[Extracted records]
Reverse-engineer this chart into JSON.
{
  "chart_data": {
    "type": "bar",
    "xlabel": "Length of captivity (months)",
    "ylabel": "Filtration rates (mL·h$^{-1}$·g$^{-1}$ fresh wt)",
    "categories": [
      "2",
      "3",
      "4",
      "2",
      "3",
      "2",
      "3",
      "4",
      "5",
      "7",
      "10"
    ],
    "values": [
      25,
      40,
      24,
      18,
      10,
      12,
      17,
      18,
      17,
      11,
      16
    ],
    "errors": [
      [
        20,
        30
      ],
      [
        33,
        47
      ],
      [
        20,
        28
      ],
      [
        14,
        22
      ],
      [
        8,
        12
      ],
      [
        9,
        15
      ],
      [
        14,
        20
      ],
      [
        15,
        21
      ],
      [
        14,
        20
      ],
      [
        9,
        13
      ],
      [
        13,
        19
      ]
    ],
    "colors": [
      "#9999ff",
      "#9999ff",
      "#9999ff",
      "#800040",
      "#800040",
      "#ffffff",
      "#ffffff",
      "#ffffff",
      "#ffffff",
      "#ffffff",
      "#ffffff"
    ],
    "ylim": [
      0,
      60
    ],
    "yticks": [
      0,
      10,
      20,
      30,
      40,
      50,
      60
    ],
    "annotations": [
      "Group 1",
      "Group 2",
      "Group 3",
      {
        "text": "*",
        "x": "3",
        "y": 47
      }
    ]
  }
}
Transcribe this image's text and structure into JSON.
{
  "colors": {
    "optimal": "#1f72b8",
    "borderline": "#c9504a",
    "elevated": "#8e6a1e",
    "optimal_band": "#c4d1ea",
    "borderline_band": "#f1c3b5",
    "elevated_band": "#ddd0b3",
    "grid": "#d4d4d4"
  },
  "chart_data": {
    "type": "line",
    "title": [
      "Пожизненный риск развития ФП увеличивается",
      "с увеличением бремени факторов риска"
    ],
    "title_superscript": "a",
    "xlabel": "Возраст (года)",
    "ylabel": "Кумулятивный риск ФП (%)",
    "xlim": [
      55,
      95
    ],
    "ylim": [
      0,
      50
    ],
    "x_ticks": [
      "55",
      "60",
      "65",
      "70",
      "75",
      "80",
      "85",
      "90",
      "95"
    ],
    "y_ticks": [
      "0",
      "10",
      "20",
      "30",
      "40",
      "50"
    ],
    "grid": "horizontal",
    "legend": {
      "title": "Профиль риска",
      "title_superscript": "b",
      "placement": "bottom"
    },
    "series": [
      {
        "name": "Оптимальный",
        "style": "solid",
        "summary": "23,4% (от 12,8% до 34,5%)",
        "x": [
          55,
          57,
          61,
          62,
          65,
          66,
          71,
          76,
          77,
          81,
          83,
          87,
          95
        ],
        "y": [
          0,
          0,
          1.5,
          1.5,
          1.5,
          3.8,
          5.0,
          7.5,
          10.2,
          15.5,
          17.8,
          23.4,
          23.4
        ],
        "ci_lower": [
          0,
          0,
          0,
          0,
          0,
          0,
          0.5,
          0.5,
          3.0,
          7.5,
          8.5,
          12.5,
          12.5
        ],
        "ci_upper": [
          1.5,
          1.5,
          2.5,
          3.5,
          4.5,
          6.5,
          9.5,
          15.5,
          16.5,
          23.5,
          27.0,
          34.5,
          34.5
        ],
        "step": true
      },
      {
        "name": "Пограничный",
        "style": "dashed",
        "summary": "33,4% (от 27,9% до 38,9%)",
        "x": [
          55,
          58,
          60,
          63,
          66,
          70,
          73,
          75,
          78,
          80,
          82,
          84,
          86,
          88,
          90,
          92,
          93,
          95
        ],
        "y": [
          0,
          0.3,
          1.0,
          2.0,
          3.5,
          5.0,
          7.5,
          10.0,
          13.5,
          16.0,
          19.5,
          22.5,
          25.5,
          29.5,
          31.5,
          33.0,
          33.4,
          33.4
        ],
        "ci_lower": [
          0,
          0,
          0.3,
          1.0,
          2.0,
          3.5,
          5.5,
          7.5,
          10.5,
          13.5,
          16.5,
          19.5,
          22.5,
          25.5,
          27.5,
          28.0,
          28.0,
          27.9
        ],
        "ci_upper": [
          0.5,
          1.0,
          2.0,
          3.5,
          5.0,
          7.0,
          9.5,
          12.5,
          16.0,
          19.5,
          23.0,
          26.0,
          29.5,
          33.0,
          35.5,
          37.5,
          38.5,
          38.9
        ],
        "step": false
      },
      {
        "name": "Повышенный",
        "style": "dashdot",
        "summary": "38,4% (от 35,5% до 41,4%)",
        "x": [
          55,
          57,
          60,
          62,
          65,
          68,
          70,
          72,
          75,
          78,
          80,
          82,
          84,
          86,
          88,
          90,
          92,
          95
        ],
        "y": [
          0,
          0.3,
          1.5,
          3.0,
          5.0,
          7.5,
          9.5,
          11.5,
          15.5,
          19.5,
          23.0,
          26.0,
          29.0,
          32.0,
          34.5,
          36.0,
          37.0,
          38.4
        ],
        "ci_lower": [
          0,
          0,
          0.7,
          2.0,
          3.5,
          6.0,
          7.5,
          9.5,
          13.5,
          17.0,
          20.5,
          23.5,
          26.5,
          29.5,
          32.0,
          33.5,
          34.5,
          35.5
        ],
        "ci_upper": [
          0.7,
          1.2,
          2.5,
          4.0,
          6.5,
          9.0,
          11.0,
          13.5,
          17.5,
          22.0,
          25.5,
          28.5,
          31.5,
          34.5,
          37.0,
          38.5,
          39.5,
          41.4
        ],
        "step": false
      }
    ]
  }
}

* **EXERCISE TASK**: Copy out every entry again, exactly as it was given.

* **RESPONSE TO THIS TASK**:
Reverse-engineer this chart into JSON.
{
  "chart_data": {
    "type": "bar",
    "xlabel": "Length of captivity (months)",
    "ylabel": "Filtration rates (mL·h$^{-1}$·g$^{-1}$ fresh wt)",
    "categories": [
      "2",
      "3",
      "4",
      "2",
      "3",
      "2",
      "3",
      "4",
      "5",
      "7",
      "10"
    ],
    "values": [
      25,
      40,
      24,
      18,
      10,
      12,
      17,
      18,
      17,
      11,
      16
    ],
    "errors": [
      [
        20,
        30
      ],
      [
        33,
        47
      ],
      [
        20,
        28
      ],
      [
        14,
        22
      ],
      [
        8,
        12
      ],
      [
        9,
        15
      ],
      [
        14,
        20
      ],
      [
        15,
        21
      ],
      [
        14,
        20
      ],
      [
        9,
        13
      ],
      [
        13,
        19
      ]
    ],
    "colors": [
      "#9999ff",
      "#9999ff",
      "#9999ff",
      "#800040",
      "#800040",
      "#ffffff",
      "#ffffff",
      "#ffffff",
      "#ffffff",
      "#ffffff",
      "#ffffff"
    ],
    "ylim": [
      0,
      60
    ],
    "yticks": [
      0,
      10,
      20,
      30,
      40,
      50,
      60
    ],
    "annotations": [
      "Group 1",
      "Group 2",
      "Group 3",
      {
        "text": "*",
        "x": "3",
        "y": 47
      }
    ]
  }
}
Transcribe this image's text and structure into JSON.
{
  "colors": {
    "optimal": "#1f72b8",
    "borderline": "#c9504a",
    "elevated": "#8e6a1e",
    "optimal_band": "#c4d1ea",
    "borderline_band": "#f1c3b5",
    "elevated_band": "#ddd0b3",
    "grid": "#d4d4d4"
  },
  "chart_data": {
    "type": "line",
    "title": [
      "Пожизненный риск развития ФП увеличивается",
      "с увеличением бремени факторов риска"
    ],
    "title_superscript": "a",
    "xlabel": "Возраст (года)",
    "ylabel": "Кумулятивный риск ФП (%)",
    "xlim": [
      55,
      95
    ],
    "ylim": [
      0,
      50
    ],
    "x_ticks": [
      "55",
      "60",
      "65",
      "70",
      "75",
      "80",
      "85",
      "90",
      "95"
    ],
    "y_ticks": [
      "0",
      "10",
      "20",
      "30",
      "40",
      "50"
    ],
    "grid": "horizontal",
    "legend": {
      "title": "Профиль риска",
      "title_superscript": "b",
      "placement": "bottom"
    },
    "series": [
      {
        "name": "Оптимальный",
        "style": "solid",
        "summary": "23,4% (от 12,8% до 34,5%)",
        "x": [
          55,
          57,
          61,
          62,
          65,
          66,
          71,
          76,
          77,
          81,
          83,
          87,
          95
        ],
        "y": [
          0,
          0,
          1.5,
          1.5,
          1.5,
          3.8,
          5.0,
          7.5,
          10.2,
          15.5,
          17.8,
          23.4,
          23.4
        ],
        "ci_lower": [
          0,
          0,
          0,
          0,
          0,
          0,
          0.5,
          0.5,
          3.0,
          7.5,
          8.5,
          12.5,
          12.5
        ],
        "ci_upper": [
          1.5,
          1.5,
          2.5,
          3.5,
          4.5,
          6.5,
          9.5,
          15.5,
          16.5,
          23.5,
          27.0,
          34.5,
          34.5
        ],
        "step": true
      },
      {
        "name": "Пограничный",
        "style": "dashed",
        "summary": "33,4% (от 27,9% до 38,9%)",
        "x": [
          55,
          58,
          60,
          63,
          66,
          70,
          73,
          75,
          78,
          80,
          82,
          84,
          86,
          88,
          90,
          92,
          93,
          95
        ],
        "y": [
          0,
          0.3,
          1.0,
          2.0,
          3.5,
          5.0,
          7.5,
          10.0,
          13.5,
          16.0,
          19.5,
          22.5,
          25.5,
          29.5,
          31.5,
          33.0,
          33.4,
          33.4
        ],
        "ci_lower": [
          0,
          0,
          0.3,
          1.0,
          2.0,
          3.5,
          5.5,
          7.5,
          10.5,
          13.5,
          16.5,
          19.5,
          22.5,
          25.5,
          27.5,
          28.0,
          28.0,
          27.9
        ],
        "ci_upper": [
          0.5,
          1.0,
          2.0,
          3.5,
          5.0,
          7.0,
          9.5,
          12.5,
          16.0,
          19.5,
          23.0,
          26.0,
          29.5,
          33.0,
          35.5,
          37.5,
          38.5,
          38.9
        ],
        "step": false
      },
      {
        "name": "Повышенный",
        "style": "dashdot",
        "summary": "38,4% (от 35,5% до 41,4%)",
        "x": [
          55,
          57,
          60,
          62,
          65,
          68,
          70,
          72,
          75,
          78,
          80,
          82,
          84,
          86,
          88,
          90,
          92,
          95
        ],
        "y": [
          0,
          0.3,
          1.5,
          3.0,
          5.0,
          7.5,
          9.5,
          11.5,
          15.5,
          19.5,
          23.0,
          26.0,
          29.0,
          32.0,
          34.5,
          36.0,
          37.0,
          38.4
        ],
        "ci_lower": [
          0,
          0,
          0.7,
          2.0,
          3.5,
          6.0,
          7.5,
          9.5,
          13.5,
          17.0,
          20.5,
          23.5,
          26.5,
          29.5,
          32.0,
          33.5,
          34.5,
          35.5
        ],
        "ci_upper": [
          0.7,
          1.2,
          2.5,
          4.0,
          6.5,
          9.0,
          11.0,
          13.5,
          17.5,
          22.0,
          25.5,
          28.5,
          31.5,
          34.5,
          37.0,
          38.5,
          39.5,
          41.4
        ],
        "step": false
      }
    ]
  }
}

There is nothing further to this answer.